→ WORK TO DO
Check each line of the data below for the word "Notification", then extract the ones that have it.

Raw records

** Begin **

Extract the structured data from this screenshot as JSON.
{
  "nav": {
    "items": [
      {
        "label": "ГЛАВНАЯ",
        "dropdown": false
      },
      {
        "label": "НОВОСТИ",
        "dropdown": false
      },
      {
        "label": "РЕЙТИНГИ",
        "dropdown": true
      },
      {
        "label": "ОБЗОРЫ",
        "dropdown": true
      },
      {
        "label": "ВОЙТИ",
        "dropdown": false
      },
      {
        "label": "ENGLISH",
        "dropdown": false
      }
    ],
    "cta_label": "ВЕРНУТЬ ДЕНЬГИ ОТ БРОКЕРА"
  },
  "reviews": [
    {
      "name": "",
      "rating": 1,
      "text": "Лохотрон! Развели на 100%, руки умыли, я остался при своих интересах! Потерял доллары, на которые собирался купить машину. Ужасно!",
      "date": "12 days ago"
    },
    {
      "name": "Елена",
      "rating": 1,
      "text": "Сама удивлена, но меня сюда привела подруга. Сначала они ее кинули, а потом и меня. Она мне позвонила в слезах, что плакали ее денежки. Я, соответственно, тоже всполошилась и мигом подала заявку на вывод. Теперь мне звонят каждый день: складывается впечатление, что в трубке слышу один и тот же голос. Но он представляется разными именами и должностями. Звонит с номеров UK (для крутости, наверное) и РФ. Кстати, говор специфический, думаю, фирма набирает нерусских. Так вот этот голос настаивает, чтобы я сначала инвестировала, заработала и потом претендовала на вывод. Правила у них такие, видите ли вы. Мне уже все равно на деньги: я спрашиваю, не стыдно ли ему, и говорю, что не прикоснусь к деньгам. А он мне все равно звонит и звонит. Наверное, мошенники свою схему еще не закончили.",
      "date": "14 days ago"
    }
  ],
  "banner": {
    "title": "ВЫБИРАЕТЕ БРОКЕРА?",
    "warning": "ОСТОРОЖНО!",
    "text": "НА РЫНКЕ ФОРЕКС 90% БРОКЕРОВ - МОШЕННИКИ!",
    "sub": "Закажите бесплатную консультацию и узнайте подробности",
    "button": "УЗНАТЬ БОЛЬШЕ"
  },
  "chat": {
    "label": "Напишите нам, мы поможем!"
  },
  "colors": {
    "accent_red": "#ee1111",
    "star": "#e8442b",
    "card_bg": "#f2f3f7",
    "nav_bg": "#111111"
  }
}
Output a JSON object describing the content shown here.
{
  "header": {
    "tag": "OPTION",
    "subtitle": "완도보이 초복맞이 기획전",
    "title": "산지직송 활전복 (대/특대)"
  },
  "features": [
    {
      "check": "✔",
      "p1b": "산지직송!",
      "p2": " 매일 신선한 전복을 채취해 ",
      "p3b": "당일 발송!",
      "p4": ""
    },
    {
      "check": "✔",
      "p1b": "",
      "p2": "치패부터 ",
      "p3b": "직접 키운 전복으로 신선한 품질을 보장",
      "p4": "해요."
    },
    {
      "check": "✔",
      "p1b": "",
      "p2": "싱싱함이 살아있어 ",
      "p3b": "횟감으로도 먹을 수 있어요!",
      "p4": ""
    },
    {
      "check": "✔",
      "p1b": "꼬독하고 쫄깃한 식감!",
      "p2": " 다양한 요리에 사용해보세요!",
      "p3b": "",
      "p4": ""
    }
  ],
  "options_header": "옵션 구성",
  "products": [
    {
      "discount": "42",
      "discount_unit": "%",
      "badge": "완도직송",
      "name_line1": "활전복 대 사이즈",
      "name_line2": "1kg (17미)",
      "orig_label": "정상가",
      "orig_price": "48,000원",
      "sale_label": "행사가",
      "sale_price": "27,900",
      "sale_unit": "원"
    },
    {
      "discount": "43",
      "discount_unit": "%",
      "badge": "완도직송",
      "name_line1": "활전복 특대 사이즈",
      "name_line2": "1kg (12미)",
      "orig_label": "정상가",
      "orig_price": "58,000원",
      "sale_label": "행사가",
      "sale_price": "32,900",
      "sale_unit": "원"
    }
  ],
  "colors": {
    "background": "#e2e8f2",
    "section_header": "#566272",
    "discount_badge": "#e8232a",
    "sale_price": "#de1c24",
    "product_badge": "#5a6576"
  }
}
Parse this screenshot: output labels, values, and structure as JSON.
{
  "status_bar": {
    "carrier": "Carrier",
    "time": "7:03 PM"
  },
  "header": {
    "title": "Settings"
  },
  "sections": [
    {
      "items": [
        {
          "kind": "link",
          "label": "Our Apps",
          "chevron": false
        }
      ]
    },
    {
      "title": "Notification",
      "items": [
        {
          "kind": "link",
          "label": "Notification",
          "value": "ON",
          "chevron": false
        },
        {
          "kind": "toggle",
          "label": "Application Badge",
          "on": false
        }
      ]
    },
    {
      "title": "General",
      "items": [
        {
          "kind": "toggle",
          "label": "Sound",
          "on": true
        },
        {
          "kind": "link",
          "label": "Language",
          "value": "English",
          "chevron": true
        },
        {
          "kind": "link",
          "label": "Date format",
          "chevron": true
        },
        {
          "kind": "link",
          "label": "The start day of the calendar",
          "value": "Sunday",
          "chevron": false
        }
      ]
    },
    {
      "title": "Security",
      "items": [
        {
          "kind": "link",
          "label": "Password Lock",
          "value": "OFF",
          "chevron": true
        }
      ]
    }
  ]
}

** End **

→ SOLUTION FOR THIS EXERCISE
      "title": "Notification",
          "label": "Notification",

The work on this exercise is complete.